#### GIVEN ENTRIES:
----------
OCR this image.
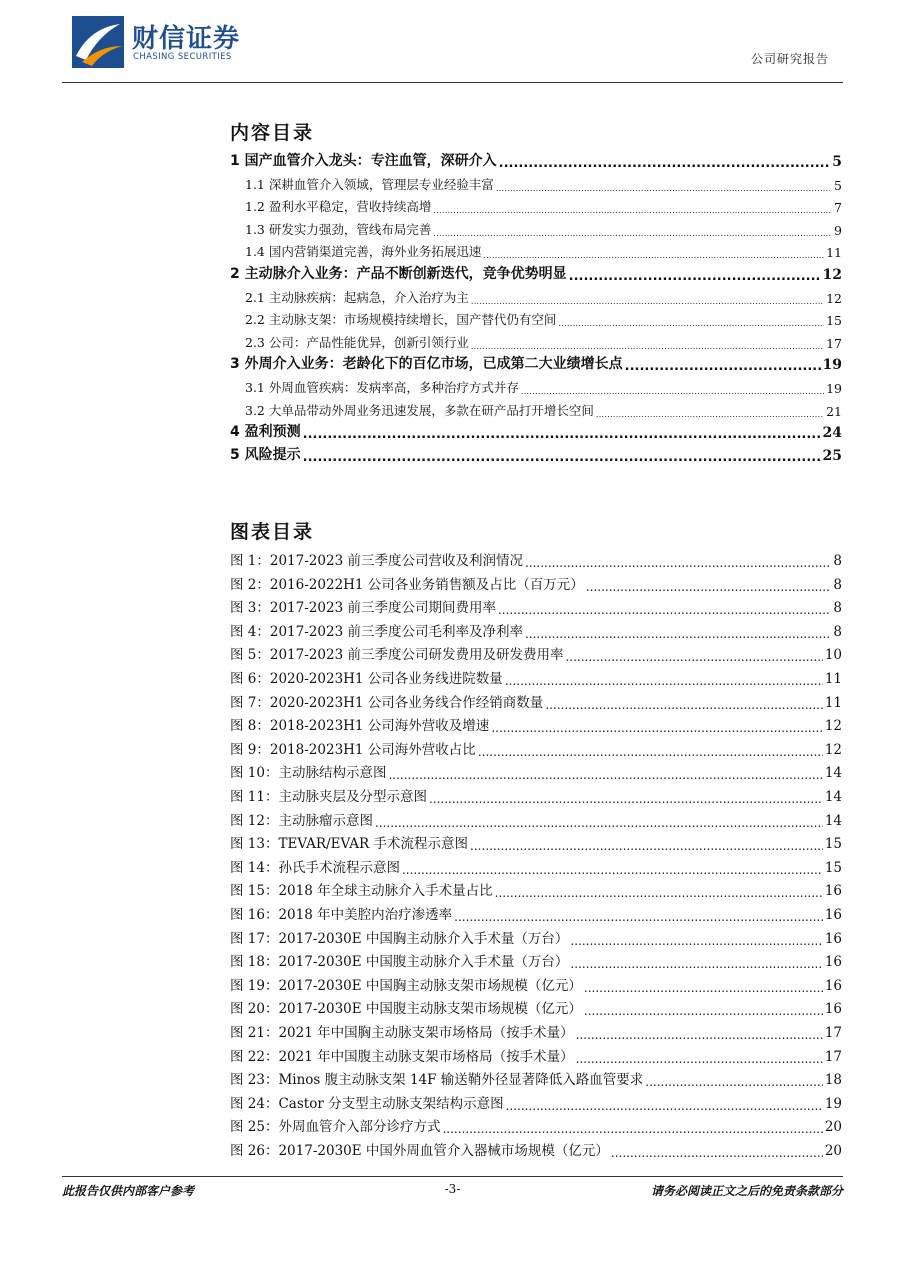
财信证券
CHASING SECURITIES	公司研究报告
内容目录
1 国产血管介入龙头：专注血管，深研介入 .....	5
1.1 深耕血管介入领域，管理层专业经验丰富 .....	5
1.2 盈利水平稳定，营收持续高增 .....	7
1.3 研发实力强劲，管线布局完善 .....	9
1.4 国内营销渠道完善，海外业务拓展迅速 .....	11
2 主动脉介入业务：产品不断创新迭代，竞争优势明显 .....	12
2.1 主动脉疾病：起病急，介入治疗为主 .....	12
2.2 主动脉支架：市场规模持续增长，国产替代仍有空间 .....	15
2.3 公司：产品性能优异，创新引领行业 .....	17
3 外周介入业务：老龄化下的百亿市场，已成第二大业绩增长点 .....	19
3.1 外周血管疾病：发病率高，多种治疗方式并存 .....	19
3.2 大单品带动外周业务迅速发展，多款在研产品打开增长空间 .....	21
4 盈利预测 .....	24
5 风险提示 .....	25
图表目录
图 1：2017-2023 前三季度公司营收及利润情况 .....	8
图 2：2016-2022H1 公司各业务销售额及占比（百万元） .....	8
图 3：2017-2023 前三季度公司期间费用率 .....	8
图 4：2017-2023 前三季度公司毛利率及净利率 .....	8
图 5：2017-2023 前三季度公司研发费用及研发费用率 .....	10
图 6：2020-2023H1 公司各业务线进院数量 .....	11
图 7：2020-2023H1 公司各业务线合作经销商数量 .....	11
图 8：2018-2023H1 公司海外营收及增速 .....	12
图 9：2018-2023H1 公司海外营收占比 .....	12
图 10：主动脉结构示意图 .....	14
图 11：主动脉夹层及分型示意图 .....	14
图 12：主动脉瘤示意图 .....	14
图 13：TEVAR/EVAR 手术流程示意图 .....	15
图 14：孙氏手术流程示意图 .....	15
图 15：2018 年全球主动脉介入手术量占比 .....	16
图 16：2018 年中美腔内治疗渗透率 .....	16
图 17：2017-2030E 中国胸主动脉介入手术量（万台） .....	16
图 18：2017-2030E 中国腹主动脉介入手术量（万台） .....	16
图 19：2017-2030E 中国胸主动脉支架市场规模（亿元） .....	16
图 20：2017-2030E 中国腹主动脉支架市场规模（亿元） .....	16
图 21：2021 年中国胸主动脉支架市场格局（按手术量） .....	17
图 22：2021 年中国腹主动脉支架市场格局（按手术量） .....	17
图 23：Minos 腹主动脉支架 14F 输送鞘外径显著降低入路血管要求 .....	18
图 24：Castor 分支型主动脉支架结构示意图 .....	19
图 25：外周血管介入部分诊疗方式 .....	20
图 26：2017-2030E 中国外周血管介入器械市场规模（亿元） .....	20
此报告仅供内部客户参考	-3-	请务必阅读正文之后的免责条款部分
----------
#### JOB:
Without including any picture, retype the entries exactly.

#### SOLUTION BELOW:
OCR this image.
财信证券
CHASING SECURITIES	公司研究报告
内容目录
1 国产血管介入龙头：专注血管，深研介入 .....	5
1.1 深耕血管介入领域，管理层专业经验丰富 .....	5
1.2 盈利水平稳定，营收持续高增 .....	7
1.3 研发实力强劲，管线布局完善 .....	9
1.4 国内营销渠道完善，海外业务拓展迅速 .....	11
2 主动脉介入业务：产品不断创新迭代，竞争优势明显 .....	12
2.1 主动脉疾病：起病急，介入治疗为主 .....	12
2.2 主动脉支架：市场规模持续增长，国产替代仍有空间 .....	15
2.3 公司：产品性能优异，创新引领行业 .....	17
3 外周介入业务：老龄化下的百亿市场，已成第二大业绩增长点 .....	19
3.1 外周血管疾病：发病率高，多种治疗方式并存 .....	19
3.2 大单品带动外周业务迅速发展，多款在研产品打开增长空间 .....	21
4 盈利预测 .....	24
5 风险提示 .....	25
图表目录
图 1：2017-2023 前三季度公司营收及利润情况 .....	8
图 2：2016-2022H1 公司各业务销售额及占比（百万元） .....	8
图 3：2017-2023 前三季度公司期间费用率 .....	8
图 4：2017-2023 前三季度公司毛利率及净利率 .....	8
图 5：2017-2023 前三季度公司研发费用及研发费用率 .....	10
图 6：2020-2023H1 公司各业务线进院数量 .....	11
图 7：2020-2023H1 公司各业务线合作经销商数量 .....	11
图 8：2018-2023H1 公司海外营收及增速 .....	12
图 9：2018-2023H1 公司海外营收占比 .....	12
图 10：主动脉结构示意图 .....	14
图 11：主动脉夹层及分型示意图 .....	14
图 12：主动脉瘤示意图 .....	14
图 13：TEVAR/EVAR 手术流程示意图 .....	15
图 14：孙氏手术流程示意图 .....	15
图 15：2018 年全球主动脉介入手术量占比 .....	16
图 16：2018 年中美腔内治疗渗透率 .....	16
图 17：2017-2030E 中国胸主动脉介入手术量（万台） .....	16
图 18：2017-2030E 中国腹主动脉介入手术量（万台） .....	16
图 19：2017-2030E 中国胸主动脉支架市场规模（亿元） .....	16
图 20：2017-2030E 中国腹主动脉支架市场规模（亿元） .....	16
图 21：2021 年中国胸主动脉支架市场格局（按手术量） .....	17
图 22：2021 年中国腹主动脉支架市场格局（按手术量） .....	17
图 23：Minos 腹主动脉支架 14F 输送鞘外径显著降低入路血管要求 .....	18
图 24：Castor 分支型主动脉支架结构示意图 .....	19
图 25：外周血管介入部分诊疗方式 .....	20
图 26：2017-2030E 中国外周血管介入器械市场规模（亿元） .....	20
此报告仅供内部客户参考	-3-	请务必阅读正文之后的免责条款部分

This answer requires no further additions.